Identify and copy all lines of the material where the string "internacional" is found.
*** SUPPLIED MATERIAL
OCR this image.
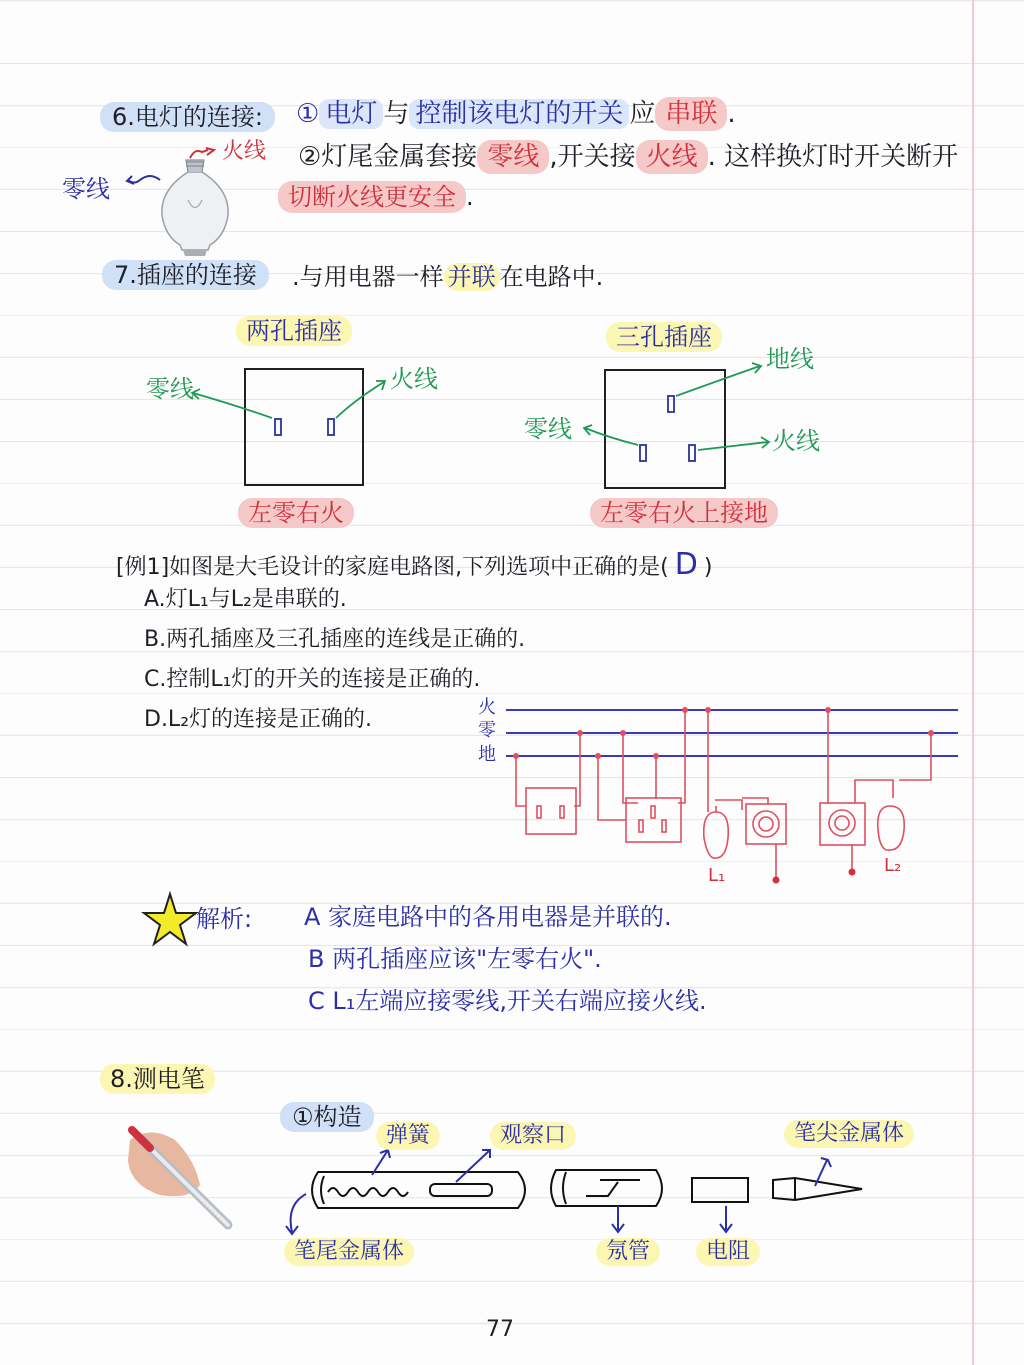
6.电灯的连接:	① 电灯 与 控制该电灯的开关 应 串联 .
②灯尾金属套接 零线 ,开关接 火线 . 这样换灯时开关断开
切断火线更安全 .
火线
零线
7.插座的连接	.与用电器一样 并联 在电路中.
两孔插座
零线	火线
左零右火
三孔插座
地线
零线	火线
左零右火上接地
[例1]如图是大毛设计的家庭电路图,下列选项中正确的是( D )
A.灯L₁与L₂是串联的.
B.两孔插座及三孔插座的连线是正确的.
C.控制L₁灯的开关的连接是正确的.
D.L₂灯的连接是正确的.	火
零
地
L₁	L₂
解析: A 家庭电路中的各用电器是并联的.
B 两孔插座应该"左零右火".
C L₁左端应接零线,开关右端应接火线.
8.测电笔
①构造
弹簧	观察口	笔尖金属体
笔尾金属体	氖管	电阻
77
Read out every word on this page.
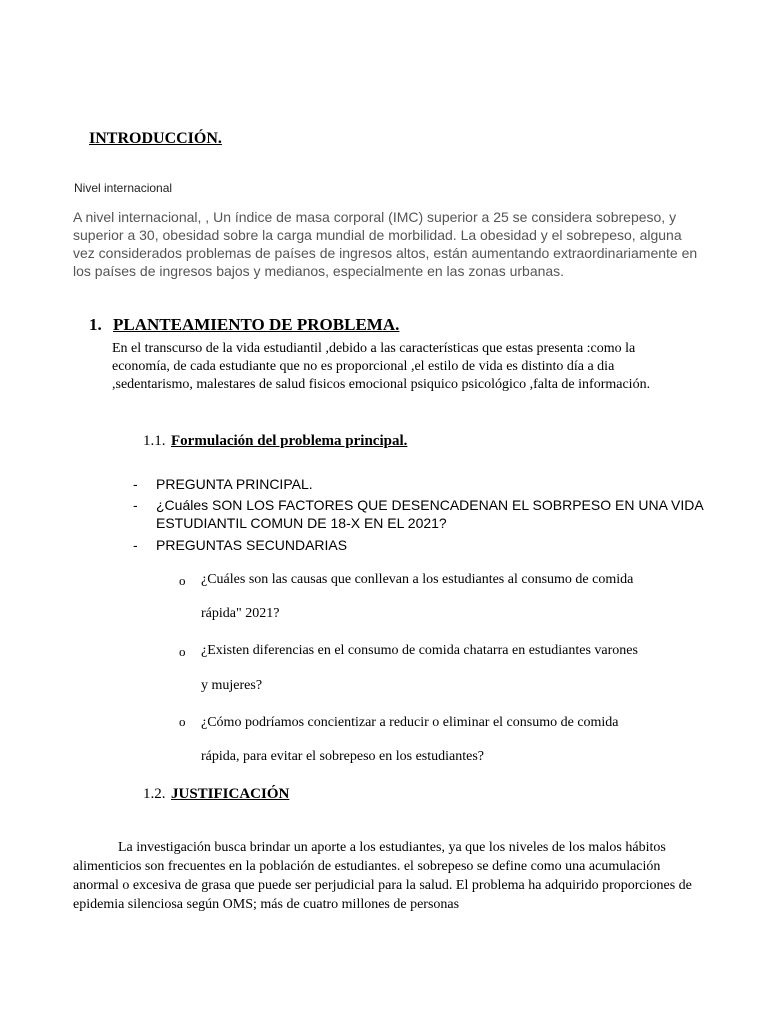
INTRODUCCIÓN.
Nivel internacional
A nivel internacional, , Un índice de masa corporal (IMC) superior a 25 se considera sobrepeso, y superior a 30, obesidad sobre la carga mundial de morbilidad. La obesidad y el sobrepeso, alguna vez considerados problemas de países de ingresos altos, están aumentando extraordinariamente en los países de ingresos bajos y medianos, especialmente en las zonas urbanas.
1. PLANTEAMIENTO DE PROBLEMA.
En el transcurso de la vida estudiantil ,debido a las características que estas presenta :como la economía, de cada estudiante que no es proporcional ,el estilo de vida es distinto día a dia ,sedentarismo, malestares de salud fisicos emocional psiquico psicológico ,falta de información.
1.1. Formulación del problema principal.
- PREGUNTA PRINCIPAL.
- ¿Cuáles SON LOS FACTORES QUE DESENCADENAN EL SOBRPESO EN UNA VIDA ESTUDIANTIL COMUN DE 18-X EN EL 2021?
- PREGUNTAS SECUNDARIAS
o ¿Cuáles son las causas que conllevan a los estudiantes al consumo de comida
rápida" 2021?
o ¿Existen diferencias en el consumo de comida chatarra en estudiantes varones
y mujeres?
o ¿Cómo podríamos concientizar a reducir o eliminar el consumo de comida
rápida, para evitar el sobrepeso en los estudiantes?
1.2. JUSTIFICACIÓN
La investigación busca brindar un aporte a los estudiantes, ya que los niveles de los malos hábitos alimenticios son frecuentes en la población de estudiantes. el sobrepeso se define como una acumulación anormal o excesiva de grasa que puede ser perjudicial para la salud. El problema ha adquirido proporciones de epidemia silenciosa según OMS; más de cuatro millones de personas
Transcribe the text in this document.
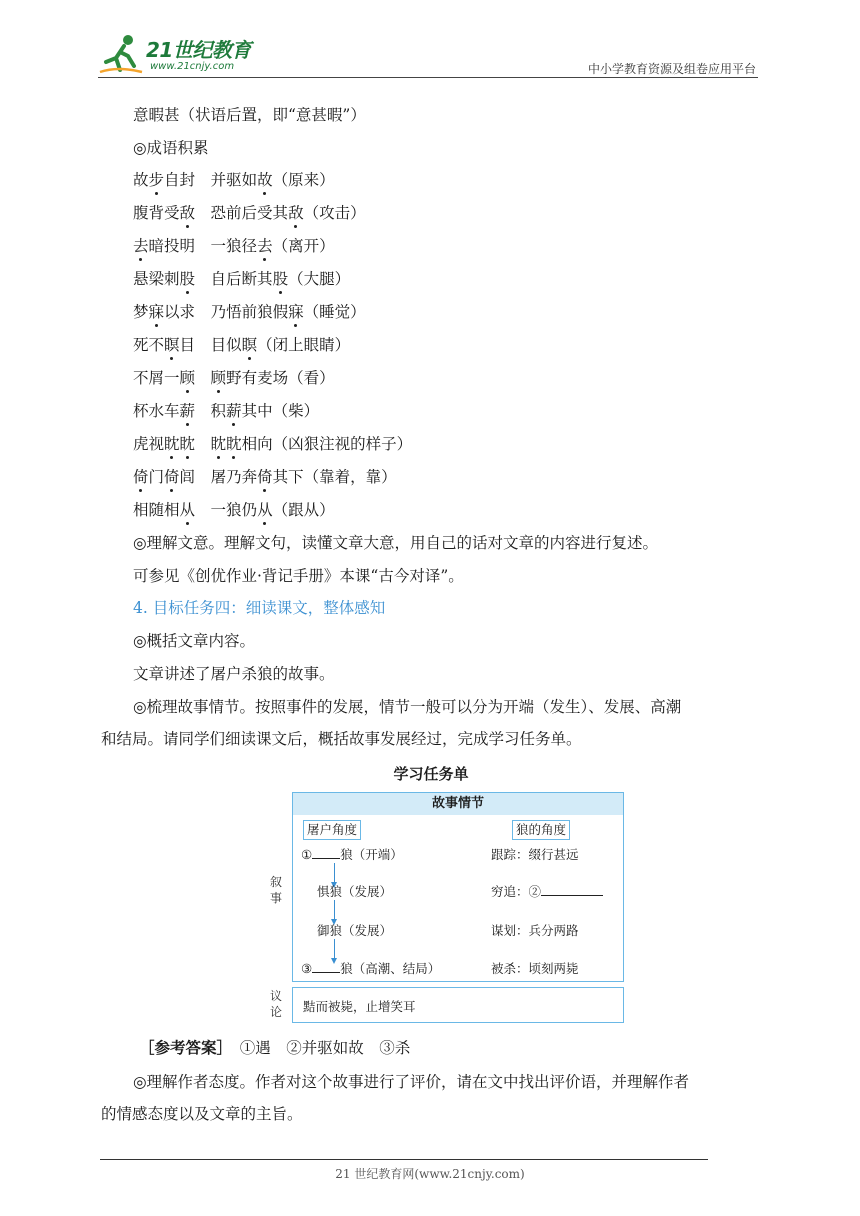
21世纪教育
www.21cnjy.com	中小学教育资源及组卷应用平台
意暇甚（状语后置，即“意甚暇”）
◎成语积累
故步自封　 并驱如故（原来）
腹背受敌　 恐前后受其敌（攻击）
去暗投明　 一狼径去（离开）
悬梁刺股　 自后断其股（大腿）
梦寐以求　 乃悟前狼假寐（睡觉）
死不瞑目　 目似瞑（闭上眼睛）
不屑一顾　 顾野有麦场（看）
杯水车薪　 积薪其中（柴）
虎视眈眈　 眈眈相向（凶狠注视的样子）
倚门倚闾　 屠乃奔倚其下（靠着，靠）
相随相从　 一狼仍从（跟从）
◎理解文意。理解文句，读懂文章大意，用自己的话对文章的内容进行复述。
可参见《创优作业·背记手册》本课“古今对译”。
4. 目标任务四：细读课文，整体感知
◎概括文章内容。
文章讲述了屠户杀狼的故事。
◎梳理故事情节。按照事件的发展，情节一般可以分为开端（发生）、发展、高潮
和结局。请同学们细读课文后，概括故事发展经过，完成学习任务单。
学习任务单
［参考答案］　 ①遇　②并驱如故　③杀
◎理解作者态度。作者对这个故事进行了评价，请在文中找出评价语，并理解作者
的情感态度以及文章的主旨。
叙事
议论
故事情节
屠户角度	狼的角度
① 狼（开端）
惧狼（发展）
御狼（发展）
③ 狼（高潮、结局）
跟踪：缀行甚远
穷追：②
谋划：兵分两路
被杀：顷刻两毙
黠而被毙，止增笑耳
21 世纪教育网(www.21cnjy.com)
******
- _SOLUTION TO THE PROBLEM_:
Nivel internacional
A nivel internacional, , Un índice de masa corporal (IMC) superior a 25 se considera sobrepeso, y superior a 30, obesidad sobre la carga mundial de morbilidad. La obesidad y el sobrepeso, alguna vez considerados problemas de países de ingresos altos, están aumentando extraordinariamente en los países de ingresos bajos y medianos, especialmente en las zonas urbanas.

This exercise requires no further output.